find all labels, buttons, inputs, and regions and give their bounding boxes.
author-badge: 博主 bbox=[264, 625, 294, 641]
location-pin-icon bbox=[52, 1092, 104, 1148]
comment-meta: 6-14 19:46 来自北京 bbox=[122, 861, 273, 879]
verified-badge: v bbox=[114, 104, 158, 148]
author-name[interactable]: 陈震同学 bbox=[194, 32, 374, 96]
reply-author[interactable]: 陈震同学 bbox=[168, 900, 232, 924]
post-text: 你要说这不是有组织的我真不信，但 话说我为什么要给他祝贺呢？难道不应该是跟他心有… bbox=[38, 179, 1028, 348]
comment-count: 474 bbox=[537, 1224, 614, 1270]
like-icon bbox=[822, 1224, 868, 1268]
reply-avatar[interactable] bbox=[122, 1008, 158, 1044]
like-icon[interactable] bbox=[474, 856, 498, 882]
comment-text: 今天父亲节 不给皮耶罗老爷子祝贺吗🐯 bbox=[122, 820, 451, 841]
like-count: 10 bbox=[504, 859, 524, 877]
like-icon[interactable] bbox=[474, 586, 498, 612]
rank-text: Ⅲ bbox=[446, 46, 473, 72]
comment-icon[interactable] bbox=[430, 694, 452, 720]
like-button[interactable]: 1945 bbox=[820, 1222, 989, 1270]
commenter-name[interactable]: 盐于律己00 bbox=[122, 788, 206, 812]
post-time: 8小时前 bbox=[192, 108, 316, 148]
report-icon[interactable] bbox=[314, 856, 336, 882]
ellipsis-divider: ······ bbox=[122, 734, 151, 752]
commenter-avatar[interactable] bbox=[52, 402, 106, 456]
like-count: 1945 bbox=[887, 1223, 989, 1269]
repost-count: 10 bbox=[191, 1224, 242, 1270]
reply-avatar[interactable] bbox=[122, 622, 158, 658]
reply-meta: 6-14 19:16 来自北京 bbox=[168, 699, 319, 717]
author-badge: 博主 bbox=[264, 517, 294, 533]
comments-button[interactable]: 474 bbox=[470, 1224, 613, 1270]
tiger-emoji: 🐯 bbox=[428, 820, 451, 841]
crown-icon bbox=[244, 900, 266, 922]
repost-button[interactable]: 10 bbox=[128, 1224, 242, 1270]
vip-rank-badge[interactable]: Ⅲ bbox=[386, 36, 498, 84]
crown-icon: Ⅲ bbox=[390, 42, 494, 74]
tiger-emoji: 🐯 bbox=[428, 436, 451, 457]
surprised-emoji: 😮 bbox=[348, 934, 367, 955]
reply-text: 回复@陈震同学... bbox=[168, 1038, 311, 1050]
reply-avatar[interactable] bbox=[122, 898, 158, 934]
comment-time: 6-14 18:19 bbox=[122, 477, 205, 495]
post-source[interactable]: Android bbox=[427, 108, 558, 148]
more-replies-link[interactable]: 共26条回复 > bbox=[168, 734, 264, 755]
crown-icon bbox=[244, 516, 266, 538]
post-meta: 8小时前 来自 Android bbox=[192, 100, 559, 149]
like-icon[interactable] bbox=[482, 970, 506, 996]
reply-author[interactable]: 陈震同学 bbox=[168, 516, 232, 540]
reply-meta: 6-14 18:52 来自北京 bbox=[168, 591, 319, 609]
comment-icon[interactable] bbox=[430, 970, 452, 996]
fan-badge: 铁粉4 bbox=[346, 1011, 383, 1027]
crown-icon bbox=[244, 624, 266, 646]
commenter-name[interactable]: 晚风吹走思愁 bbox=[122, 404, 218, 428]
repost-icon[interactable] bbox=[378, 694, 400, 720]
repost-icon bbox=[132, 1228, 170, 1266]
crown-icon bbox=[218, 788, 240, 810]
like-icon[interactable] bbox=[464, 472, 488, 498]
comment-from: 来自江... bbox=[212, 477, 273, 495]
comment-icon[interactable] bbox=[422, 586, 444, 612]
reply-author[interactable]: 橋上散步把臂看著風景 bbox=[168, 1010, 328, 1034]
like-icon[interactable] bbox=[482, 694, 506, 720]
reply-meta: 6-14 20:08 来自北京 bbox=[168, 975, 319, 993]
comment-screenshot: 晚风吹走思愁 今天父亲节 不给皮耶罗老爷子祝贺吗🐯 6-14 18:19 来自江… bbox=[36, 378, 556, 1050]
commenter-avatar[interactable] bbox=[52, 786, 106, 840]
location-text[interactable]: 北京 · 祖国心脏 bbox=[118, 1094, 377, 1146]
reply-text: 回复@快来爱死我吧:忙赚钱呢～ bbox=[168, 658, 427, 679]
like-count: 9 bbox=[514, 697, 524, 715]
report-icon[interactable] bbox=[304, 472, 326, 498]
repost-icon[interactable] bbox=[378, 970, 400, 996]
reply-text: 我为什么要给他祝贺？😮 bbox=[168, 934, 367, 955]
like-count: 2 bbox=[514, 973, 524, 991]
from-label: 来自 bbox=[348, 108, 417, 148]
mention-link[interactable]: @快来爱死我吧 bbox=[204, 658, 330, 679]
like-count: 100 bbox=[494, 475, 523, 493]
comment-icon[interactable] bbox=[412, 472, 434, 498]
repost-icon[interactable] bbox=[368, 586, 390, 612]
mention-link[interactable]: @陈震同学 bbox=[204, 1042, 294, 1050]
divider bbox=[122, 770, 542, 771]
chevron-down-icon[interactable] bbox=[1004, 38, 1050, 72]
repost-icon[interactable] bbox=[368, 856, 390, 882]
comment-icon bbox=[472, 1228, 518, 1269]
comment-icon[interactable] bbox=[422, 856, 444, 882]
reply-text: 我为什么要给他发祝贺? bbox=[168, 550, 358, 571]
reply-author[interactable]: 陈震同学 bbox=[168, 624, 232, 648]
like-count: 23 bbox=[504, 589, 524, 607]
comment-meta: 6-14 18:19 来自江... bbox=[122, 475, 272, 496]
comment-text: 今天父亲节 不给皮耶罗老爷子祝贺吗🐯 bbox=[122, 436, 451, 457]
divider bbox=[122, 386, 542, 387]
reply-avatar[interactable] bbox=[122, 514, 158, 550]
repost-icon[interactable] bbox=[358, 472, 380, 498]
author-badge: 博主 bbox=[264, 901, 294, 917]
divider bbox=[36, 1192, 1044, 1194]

> [INSTRUCTION]: Return every line of the data above unchanged.

> [SOLUTION]:
find all labels, buttons, inputs, and regions and give their bounding boxes.
author-badge: 博主 bbox=[264, 625, 294, 641]
location-pin-icon bbox=[52, 1092, 104, 1148]
comment-meta: 6-14 19:46 来自北京 bbox=[122, 861, 273, 879]
verified-badge: v bbox=[114, 104, 158, 148]
author-name[interactable]: 陈震同学 bbox=[194, 32, 374, 96]
reply-author[interactable]: 陈震同学 bbox=[168, 900, 232, 924]
post-text: 你要说这不是有组织的我真不信，但 话说我为什么要给他祝贺呢？难道不应该是跟他心有… bbox=[38, 179, 1028, 348]
comment-count: 474 bbox=[537, 1224, 614, 1270]
like-icon bbox=[822, 1224, 868, 1268]
reply-avatar[interactable] bbox=[122, 1008, 158, 1044]
like-icon[interactable] bbox=[474, 856, 498, 882]
comment-text: 今天父亲节 不给皮耶罗老爷子祝贺吗🐯 bbox=[122, 820, 451, 841]
like-count: 10 bbox=[504, 859, 524, 877]
like-icon[interactable] bbox=[474, 586, 498, 612]
rank-text: Ⅲ bbox=[446, 46, 473, 72]
comment-icon[interactable] bbox=[430, 694, 452, 720]
like-button[interactable]: 1945 bbox=[820, 1222, 989, 1270]
commenter-name[interactable]: 盐于律己00 bbox=[122, 788, 206, 812]
post-time: 8小时前 bbox=[192, 108, 316, 148]
report-icon[interactable] bbox=[314, 856, 336, 882]
ellipsis-divider: ······ bbox=[122, 734, 151, 752]
commenter-avatar[interactable] bbox=[52, 402, 106, 456]
like-count: 1945 bbox=[887, 1223, 989, 1269]
repost-count: 10 bbox=[191, 1224, 242, 1270]
reply-avatar[interactable] bbox=[122, 622, 158, 658]
reply-meta: 6-14 19:16 来自北京 bbox=[168, 699, 319, 717]
author-badge: 博主 bbox=[264, 517, 294, 533]
comments-button[interactable]: 474 bbox=[470, 1224, 613, 1270]
tiger-emoji: 🐯 bbox=[428, 820, 451, 841]
crown-icon bbox=[244, 900, 266, 922]
repost-button[interactable]: 10 bbox=[128, 1224, 242, 1270]
vip-rank-badge[interactable]: Ⅲ bbox=[386, 36, 498, 84]
crown-icon: Ⅲ bbox=[390, 42, 494, 74]
tiger-emoji: 🐯 bbox=[428, 436, 451, 457]
surprised-emoji: 😮 bbox=[348, 934, 367, 955]
reply-text: 回复@陈震同学... bbox=[168, 1038, 311, 1050]
reply-avatar[interactable] bbox=[122, 898, 158, 934]
comment-time: 6-14 18:19 bbox=[122, 477, 205, 495]
post-source[interactable]: Android bbox=[427, 108, 558, 148]
more-replies-link[interactable]: 共26条回复 > bbox=[168, 734, 264, 755]
crown-icon bbox=[244, 516, 266, 538]
post-meta: 8小时前 来自 Android bbox=[192, 100, 559, 149]
like-icon[interactable] bbox=[482, 970, 506, 996]
reply-author[interactable]: 陈震同学 bbox=[168, 516, 232, 540]
reply-meta: 6-14 18:52 来自北京 bbox=[168, 591, 319, 609]
comment-icon[interactable] bbox=[430, 970, 452, 996]
fan-badge: 铁粉4 bbox=[346, 1011, 383, 1027]
crown-icon bbox=[244, 624, 266, 646]
commenter-name[interactable]: 晚风吹走思愁 bbox=[122, 404, 218, 428]
repost-icon[interactable] bbox=[378, 694, 400, 720]
repost-icon bbox=[132, 1228, 170, 1266]
crown-icon bbox=[218, 788, 240, 810]
like-icon[interactable] bbox=[464, 472, 488, 498]
comment-from: 来自江... bbox=[212, 477, 273, 495]
comment-icon[interactable] bbox=[422, 586, 444, 612]
reply-author[interactable]: 橋上散步把臂看著風景 bbox=[168, 1010, 328, 1034]
like-icon[interactable] bbox=[482, 694, 506, 720]
reply-meta: 6-14 20:08 来自北京 bbox=[168, 975, 319, 993]
comment-screenshot: 晚风吹走思愁 今天父亲节 不给皮耶罗老爷子祝贺吗🐯 6-14 18:19 来自江… bbox=[36, 378, 556, 1050]
commenter-avatar[interactable] bbox=[52, 786, 106, 840]
location-text[interactable]: 北京 · 祖国心脏 bbox=[118, 1094, 377, 1146]
reply-text: 回复@快来爱死我吧:忙赚钱呢～ bbox=[168, 658, 427, 679]
like-count: 9 bbox=[514, 697, 524, 715]
report-icon[interactable] bbox=[304, 472, 326, 498]
repost-icon[interactable] bbox=[378, 970, 400, 996]
reply-text: 我为什么要给他祝贺？😮 bbox=[168, 934, 367, 955]
like-count: 2 bbox=[514, 973, 524, 991]
from-label: 来自 bbox=[348, 108, 417, 148]
mention-link[interactable]: @快来爱死我吧 bbox=[204, 658, 330, 679]
like-count: 100 bbox=[494, 475, 523, 493]
comment-icon[interactable] bbox=[412, 472, 434, 498]
repost-icon[interactable] bbox=[368, 586, 390, 612]
mention-link[interactable]: @陈震同学 bbox=[204, 1042, 294, 1050]
divider bbox=[122, 770, 542, 771]
chevron-down-icon[interactable] bbox=[1004, 38, 1050, 72]
repost-icon[interactable] bbox=[368, 856, 390, 882]
comment-icon bbox=[472, 1228, 518, 1269]
comment-icon[interactable] bbox=[422, 856, 444, 882]
reply-text: 我为什么要给他发祝贺? bbox=[168, 550, 358, 571]
reply-author[interactable]: 陈震同学 bbox=[168, 624, 232, 648]
like-count: 23 bbox=[504, 589, 524, 607]
comment-meta: 6-14 18:19 来自江... bbox=[122, 475, 272, 496]
comment-text: 今天父亲节 不给皮耶罗老爷子祝贺吗🐯 bbox=[122, 436, 451, 457]
divider bbox=[122, 386, 542, 387]
reply-avatar[interactable] bbox=[122, 514, 158, 550]
repost-icon[interactable] bbox=[358, 472, 380, 498]
author-badge: 博主 bbox=[264, 901, 294, 917]
divider bbox=[36, 1192, 1044, 1194]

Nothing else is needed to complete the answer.